### Required work
Return all of the entries exactly as written.

### Some records
····················
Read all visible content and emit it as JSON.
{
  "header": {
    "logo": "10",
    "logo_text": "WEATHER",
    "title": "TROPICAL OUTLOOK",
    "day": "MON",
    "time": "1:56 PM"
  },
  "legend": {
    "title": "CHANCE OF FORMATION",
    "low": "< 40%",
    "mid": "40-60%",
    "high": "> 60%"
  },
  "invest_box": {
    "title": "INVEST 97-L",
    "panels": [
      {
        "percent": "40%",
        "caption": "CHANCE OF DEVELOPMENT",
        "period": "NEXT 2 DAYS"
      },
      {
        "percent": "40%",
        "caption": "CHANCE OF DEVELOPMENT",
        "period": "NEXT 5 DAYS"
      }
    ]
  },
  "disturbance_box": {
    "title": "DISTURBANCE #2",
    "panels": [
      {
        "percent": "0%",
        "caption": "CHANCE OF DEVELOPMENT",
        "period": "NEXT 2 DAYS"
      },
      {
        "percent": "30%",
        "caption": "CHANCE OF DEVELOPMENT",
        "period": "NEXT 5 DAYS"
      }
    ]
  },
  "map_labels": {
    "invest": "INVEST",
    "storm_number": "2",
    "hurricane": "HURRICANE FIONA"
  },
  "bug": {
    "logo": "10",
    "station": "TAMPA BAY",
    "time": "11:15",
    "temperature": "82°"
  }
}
····················
### Result of this exercise
Read all visible content and emit it as JSON.
{
  "header": {
    "logo": "10",
    "logo_text": "WEATHER",
    "title": "TROPICAL OUTLOOK",
    "day": "MON",
    "time": "1:56 PM"
  },
  "legend": {
    "title": "CHANCE OF FORMATION",
    "low": "< 40%",
    "mid": "40-60%",
    "high": "> 60%"
  },
  "invest_box": {
    "title": "INVEST 97-L",
    "panels": [
      {
        "percent": "40%",
        "caption": "CHANCE OF DEVELOPMENT",
        "period": "NEXT 2 DAYS"
      },
      {
        "percent": "40%",
        "caption": "CHANCE OF DEVELOPMENT",
        "period": "NEXT 5 DAYS"
      }
    ]
  },
  "disturbance_box": {
    "title": "DISTURBANCE #2",
    "panels": [
      {
        "percent": "0%",
        "caption": "CHANCE OF DEVELOPMENT",
        "period": "NEXT 2 DAYS"
      },
      {
        "percent": "30%",
        "caption": "CHANCE OF DEVELOPMENT",
        "period": "NEXT 5 DAYS"
      }
    ]
  },
  "map_labels": {
    "invest": "INVEST",
    "storm_number": "2",
    "hurricane": "HURRICANE FIONA"
  },
  "bug": {
    "logo": "10",
    "station": "TAMPA BAY",
    "time": "11:15",
    "temperature": "82°"
  }
}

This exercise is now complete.